Aim of the exercise ▸ Find how many lines of the listing include the string "Auswahl", and report only that figure.
━━━━━ Given entries
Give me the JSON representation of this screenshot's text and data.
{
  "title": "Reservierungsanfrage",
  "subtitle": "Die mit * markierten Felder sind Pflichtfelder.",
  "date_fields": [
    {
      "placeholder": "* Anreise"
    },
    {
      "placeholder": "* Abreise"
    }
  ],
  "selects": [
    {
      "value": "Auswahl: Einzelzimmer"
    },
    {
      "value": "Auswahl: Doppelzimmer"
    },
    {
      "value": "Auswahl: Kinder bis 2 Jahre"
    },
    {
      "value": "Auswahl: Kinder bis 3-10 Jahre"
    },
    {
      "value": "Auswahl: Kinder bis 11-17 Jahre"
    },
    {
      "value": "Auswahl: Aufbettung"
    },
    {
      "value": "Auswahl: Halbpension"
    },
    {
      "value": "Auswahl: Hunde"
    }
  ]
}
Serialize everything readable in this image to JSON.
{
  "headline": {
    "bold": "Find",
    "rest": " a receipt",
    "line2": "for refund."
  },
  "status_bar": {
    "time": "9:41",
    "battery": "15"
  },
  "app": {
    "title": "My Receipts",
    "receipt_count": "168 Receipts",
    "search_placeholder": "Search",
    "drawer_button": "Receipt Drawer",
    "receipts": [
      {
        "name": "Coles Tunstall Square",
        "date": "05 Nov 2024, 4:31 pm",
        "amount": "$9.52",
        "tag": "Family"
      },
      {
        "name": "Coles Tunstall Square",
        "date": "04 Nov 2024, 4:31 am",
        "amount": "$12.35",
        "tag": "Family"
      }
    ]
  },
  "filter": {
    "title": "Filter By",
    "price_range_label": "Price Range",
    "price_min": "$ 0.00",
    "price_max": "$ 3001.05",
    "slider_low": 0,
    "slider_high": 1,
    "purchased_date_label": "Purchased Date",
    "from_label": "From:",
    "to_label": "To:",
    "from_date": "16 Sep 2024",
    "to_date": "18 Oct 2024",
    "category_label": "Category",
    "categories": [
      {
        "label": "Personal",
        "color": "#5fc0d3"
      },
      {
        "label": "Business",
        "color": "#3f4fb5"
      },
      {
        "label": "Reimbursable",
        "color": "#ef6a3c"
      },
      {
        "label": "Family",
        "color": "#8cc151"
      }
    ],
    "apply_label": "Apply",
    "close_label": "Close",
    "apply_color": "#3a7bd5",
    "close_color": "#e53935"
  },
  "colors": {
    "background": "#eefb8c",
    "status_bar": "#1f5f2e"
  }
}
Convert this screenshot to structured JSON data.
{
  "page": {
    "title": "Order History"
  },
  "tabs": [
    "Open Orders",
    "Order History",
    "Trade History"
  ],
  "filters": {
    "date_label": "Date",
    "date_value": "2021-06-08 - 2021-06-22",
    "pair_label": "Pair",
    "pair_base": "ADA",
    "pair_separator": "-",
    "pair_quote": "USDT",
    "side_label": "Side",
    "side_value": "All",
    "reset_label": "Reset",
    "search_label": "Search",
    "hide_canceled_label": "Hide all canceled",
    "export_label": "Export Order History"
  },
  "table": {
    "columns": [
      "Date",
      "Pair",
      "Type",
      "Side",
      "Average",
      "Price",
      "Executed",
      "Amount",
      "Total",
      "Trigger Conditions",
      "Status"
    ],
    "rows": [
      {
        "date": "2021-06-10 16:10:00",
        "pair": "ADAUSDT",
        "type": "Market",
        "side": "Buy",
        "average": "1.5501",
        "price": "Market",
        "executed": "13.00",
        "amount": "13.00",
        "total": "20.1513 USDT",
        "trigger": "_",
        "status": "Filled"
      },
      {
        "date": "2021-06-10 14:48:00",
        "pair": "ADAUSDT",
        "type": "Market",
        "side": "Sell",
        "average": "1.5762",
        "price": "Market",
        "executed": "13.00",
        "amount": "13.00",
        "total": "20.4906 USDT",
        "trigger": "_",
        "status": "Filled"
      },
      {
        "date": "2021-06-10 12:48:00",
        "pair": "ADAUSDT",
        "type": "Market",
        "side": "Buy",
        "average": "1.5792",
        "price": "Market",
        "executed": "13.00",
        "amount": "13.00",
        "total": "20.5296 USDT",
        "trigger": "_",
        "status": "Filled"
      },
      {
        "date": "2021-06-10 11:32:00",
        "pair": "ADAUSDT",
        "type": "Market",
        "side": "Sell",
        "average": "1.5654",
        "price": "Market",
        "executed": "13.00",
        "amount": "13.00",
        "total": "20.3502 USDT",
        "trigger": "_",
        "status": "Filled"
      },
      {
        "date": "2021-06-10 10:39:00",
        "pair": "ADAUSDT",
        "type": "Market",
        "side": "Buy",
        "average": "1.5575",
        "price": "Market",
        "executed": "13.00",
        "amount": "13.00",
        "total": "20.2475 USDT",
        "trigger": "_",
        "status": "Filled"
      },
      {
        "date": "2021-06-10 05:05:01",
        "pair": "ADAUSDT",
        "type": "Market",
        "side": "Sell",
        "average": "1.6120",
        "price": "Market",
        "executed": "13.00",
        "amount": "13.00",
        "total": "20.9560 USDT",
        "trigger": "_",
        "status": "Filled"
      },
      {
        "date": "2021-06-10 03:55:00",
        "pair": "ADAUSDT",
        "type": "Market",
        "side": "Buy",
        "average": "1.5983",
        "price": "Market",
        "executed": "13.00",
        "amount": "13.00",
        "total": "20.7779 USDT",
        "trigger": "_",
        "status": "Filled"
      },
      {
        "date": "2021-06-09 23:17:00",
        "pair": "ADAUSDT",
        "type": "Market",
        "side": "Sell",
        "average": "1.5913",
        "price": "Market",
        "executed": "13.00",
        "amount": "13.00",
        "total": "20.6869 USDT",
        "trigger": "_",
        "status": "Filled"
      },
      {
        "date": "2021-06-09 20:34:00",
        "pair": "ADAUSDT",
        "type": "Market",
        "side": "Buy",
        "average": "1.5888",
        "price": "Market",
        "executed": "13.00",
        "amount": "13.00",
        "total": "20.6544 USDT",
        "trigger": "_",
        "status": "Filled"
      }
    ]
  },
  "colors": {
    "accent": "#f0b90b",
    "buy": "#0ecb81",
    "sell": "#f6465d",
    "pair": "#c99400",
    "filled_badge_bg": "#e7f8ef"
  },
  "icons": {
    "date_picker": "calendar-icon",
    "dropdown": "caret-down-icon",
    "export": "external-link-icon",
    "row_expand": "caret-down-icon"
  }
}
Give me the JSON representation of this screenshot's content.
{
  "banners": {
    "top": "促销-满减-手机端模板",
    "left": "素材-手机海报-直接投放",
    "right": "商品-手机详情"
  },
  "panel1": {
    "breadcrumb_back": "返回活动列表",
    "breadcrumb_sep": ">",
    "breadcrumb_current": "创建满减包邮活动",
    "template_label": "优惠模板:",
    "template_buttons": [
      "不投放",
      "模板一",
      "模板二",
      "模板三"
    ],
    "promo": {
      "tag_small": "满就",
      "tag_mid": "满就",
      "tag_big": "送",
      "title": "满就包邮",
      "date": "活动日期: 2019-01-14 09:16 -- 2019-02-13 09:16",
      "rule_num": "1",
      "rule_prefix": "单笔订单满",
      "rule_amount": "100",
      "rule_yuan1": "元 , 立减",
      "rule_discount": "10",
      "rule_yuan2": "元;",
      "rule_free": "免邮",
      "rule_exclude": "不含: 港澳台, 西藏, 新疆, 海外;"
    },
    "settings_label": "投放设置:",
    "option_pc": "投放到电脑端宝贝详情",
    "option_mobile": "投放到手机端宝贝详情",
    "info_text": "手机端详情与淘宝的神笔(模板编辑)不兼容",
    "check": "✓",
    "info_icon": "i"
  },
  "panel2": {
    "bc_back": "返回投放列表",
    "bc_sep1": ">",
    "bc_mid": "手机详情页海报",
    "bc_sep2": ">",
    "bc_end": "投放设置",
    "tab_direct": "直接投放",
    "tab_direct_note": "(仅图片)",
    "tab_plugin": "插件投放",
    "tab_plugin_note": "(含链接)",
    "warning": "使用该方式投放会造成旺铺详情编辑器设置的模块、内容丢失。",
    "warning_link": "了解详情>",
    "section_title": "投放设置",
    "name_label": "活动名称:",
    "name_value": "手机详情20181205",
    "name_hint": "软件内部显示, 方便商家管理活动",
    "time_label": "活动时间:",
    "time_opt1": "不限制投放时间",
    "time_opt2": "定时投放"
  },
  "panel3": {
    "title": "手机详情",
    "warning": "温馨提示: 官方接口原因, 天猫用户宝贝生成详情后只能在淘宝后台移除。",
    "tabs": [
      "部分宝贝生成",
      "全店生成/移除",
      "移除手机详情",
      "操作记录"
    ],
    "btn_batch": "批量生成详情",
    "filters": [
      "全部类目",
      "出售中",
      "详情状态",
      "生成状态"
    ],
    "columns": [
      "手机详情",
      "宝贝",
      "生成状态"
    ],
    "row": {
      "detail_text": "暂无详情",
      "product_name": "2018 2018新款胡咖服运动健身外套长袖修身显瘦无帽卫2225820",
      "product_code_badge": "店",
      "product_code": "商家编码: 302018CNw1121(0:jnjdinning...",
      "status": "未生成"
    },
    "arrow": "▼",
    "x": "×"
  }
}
━━━━━━━━━━
Exercise solution ▸ 8